PROBLEM TO SOLVE:
From the listing that follows, output everything exactly except the pictures.

Data items
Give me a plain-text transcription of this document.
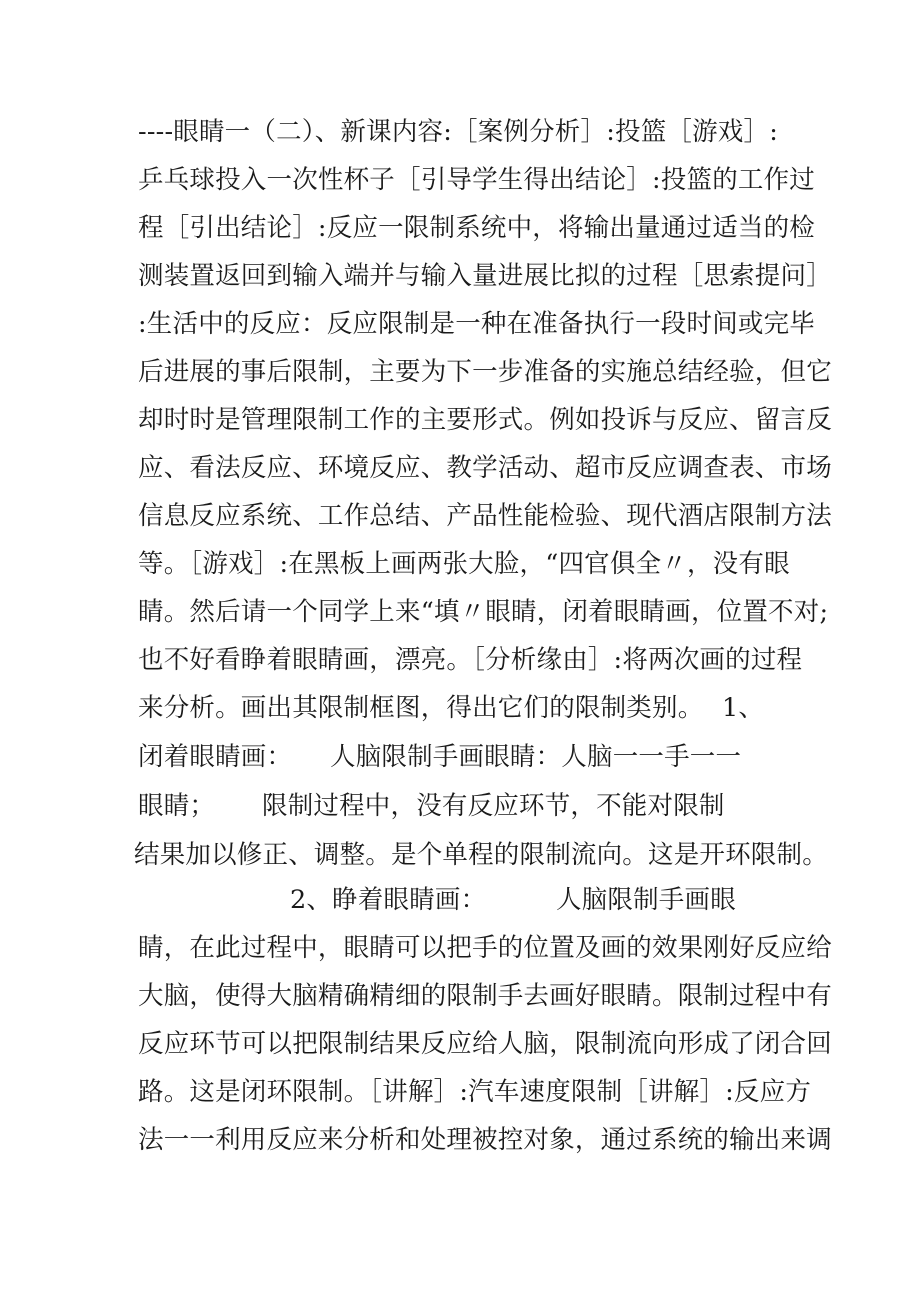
----眼睛一（二）、新课内容:［案例分析］:投篮［游戏］:
乒乓球投入一次性杯子［引导学生得出结论］:投篮的工作过
程［引出结论］:反应一限制系统中，将输出量通过适当的检
测装置返回到输入端并与输入量进展比拟的过程［思索提问］
:生活中的反应：反应限制是一种在准备执行一段时间或完毕
后进展的事后限制，主要为下一步准备的实施总结经验，但它
却时时是管理限制工作的主要形式。例如投诉与反应、留言反
应、看法反应、环境反应、教学活动、超市反应调查表、市场
信息反应系统、工作总结、产品性能检验、现代酒店限制方法
等。［游戏］:在黑板上画两张大脸，“四官俱全〃，没有眼
睛。然后请一个同学上来“填〃眼睛，闭着眼睛画，位置不对;
也不好看睁着眼睛画，漂亮。［分析缘由］:将两次画的过程
来分析。画出其限制框图，得出它们的限制类别。 1、
闭着眼睛画： 人脑限制手画眼睛：人脑一一手一一
眼睛； 限制过程中，没有反应环节，不能对限制
结果加以修正、调整。是个单程的限制流向。这是开环限制。
2、睁着眼睛画：	人脑限制手画眼
睛，在此过程中，眼睛可以把手的位置及画的效果刚好反应给
大脑，使得大脑精确精细的限制手去画好眼睛。限制过程中有
反应环节可以把限制结果反应给人脑，限制流向形成了闭合回
路。这是闭环限制。［讲解］:汽车速度限制［讲解］:反应方
法一一利用反应来分析和处理被控对象，通过系统的输出来调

TASK SOLUTION:
Give me a plain-text transcription of this document.
----眼睛一（二）、新课内容:［案例分析］:投篮［游戏］:
乒乓球投入一次性杯子［引导学生得出结论］:投篮的工作过
程［引出结论］:反应一限制系统中，将输出量通过适当的检
测装置返回到输入端并与输入量进展比拟的过程［思索提问］
:生活中的反应：反应限制是一种在准备执行一段时间或完毕
后进展的事后限制，主要为下一步准备的实施总结经验，但它
却时时是管理限制工作的主要形式。例如投诉与反应、留言反
应、看法反应、环境反应、教学活动、超市反应调查表、市场
信息反应系统、工作总结、产品性能检验、现代酒店限制方法
等。［游戏］:在黑板上画两张大脸，“四官俱全〃，没有眼
睛。然后请一个同学上来“填〃眼睛，闭着眼睛画，位置不对;
也不好看睁着眼睛画，漂亮。［分析缘由］:将两次画的过程
来分析。画出其限制框图，得出它们的限制类别。 1、
闭着眼睛画： 人脑限制手画眼睛：人脑一一手一一
眼睛； 限制过程中，没有反应环节，不能对限制
结果加以修正、调整。是个单程的限制流向。这是开环限制。
2、睁着眼睛画：	人脑限制手画眼
睛，在此过程中，眼睛可以把手的位置及画的效果刚好反应给
大脑，使得大脑精确精细的限制手去画好眼睛。限制过程中有
反应环节可以把限制结果反应给人脑，限制流向形成了闭合回
路。这是闭环限制。［讲解］:汽车速度限制［讲解］:反应方
法一一利用反应来分析和处理被控对象，通过系统的输出来调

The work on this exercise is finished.